• [The exercise]: Search the material for "spread" and show all lines that contain it.

Begin Entries

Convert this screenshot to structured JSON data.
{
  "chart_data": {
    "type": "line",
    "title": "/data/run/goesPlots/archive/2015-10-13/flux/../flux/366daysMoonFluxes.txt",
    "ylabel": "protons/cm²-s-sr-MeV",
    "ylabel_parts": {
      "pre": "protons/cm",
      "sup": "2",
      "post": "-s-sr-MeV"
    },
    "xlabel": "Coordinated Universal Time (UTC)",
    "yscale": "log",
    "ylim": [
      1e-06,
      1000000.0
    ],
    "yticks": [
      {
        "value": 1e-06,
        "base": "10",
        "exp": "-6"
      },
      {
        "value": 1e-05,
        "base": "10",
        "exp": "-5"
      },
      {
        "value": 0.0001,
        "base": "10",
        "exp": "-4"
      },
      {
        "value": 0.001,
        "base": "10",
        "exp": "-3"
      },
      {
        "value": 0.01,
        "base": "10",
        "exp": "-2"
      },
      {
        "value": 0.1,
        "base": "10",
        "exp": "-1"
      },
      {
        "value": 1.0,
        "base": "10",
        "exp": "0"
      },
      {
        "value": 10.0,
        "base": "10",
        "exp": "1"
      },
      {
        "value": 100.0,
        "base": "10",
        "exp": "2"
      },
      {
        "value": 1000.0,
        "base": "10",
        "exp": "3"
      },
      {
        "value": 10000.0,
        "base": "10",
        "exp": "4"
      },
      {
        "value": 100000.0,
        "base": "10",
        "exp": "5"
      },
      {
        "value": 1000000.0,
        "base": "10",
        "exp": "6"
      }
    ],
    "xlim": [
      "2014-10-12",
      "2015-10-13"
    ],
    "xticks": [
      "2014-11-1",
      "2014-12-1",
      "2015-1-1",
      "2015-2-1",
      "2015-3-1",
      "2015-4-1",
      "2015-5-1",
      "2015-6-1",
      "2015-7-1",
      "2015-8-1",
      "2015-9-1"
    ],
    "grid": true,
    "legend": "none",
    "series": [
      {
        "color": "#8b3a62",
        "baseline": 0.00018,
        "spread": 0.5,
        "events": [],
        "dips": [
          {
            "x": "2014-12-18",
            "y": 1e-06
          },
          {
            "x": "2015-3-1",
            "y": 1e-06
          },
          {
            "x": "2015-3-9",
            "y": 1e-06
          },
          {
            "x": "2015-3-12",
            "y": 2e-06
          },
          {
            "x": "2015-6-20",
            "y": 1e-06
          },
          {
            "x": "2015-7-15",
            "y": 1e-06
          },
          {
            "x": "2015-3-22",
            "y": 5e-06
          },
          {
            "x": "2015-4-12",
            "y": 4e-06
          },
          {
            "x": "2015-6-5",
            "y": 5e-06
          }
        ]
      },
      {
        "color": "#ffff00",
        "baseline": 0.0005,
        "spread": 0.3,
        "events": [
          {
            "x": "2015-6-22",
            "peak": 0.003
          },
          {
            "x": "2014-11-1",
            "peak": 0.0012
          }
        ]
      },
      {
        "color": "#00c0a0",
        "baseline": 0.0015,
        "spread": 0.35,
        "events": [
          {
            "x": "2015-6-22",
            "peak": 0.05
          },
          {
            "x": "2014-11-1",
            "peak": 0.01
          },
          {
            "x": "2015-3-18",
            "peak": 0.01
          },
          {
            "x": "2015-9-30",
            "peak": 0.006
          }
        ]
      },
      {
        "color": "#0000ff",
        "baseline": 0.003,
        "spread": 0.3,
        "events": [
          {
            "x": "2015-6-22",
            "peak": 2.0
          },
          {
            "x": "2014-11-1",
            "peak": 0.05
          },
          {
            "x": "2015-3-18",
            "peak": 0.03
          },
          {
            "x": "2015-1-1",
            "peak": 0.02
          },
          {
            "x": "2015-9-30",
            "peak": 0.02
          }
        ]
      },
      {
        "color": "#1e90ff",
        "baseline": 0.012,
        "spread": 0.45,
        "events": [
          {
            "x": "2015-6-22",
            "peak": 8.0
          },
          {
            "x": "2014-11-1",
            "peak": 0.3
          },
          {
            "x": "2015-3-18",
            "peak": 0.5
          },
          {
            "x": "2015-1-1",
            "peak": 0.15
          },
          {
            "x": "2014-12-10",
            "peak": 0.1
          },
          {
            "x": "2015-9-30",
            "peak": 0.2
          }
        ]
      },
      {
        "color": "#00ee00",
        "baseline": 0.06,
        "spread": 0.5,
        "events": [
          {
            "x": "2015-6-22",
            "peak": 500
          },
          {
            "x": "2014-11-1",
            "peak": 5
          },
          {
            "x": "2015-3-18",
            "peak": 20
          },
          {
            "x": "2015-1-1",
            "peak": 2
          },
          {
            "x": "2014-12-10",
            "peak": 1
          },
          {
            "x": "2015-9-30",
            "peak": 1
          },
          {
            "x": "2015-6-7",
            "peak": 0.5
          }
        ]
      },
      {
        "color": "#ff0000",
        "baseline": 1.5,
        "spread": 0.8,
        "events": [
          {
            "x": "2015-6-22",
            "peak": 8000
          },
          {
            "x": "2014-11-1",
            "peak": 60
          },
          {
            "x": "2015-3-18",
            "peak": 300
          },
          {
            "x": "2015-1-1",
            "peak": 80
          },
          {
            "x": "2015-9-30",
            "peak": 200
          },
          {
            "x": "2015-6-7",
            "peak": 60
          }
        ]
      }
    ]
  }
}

End Entries

• [Result of the exercise]:
        "spread": 0.5,
        "spread": 0.3,
        "spread": 0.35,
        "spread": 0.3,
        "spread": 0.45,
        "spread": 0.5,
        "spread": 0.8,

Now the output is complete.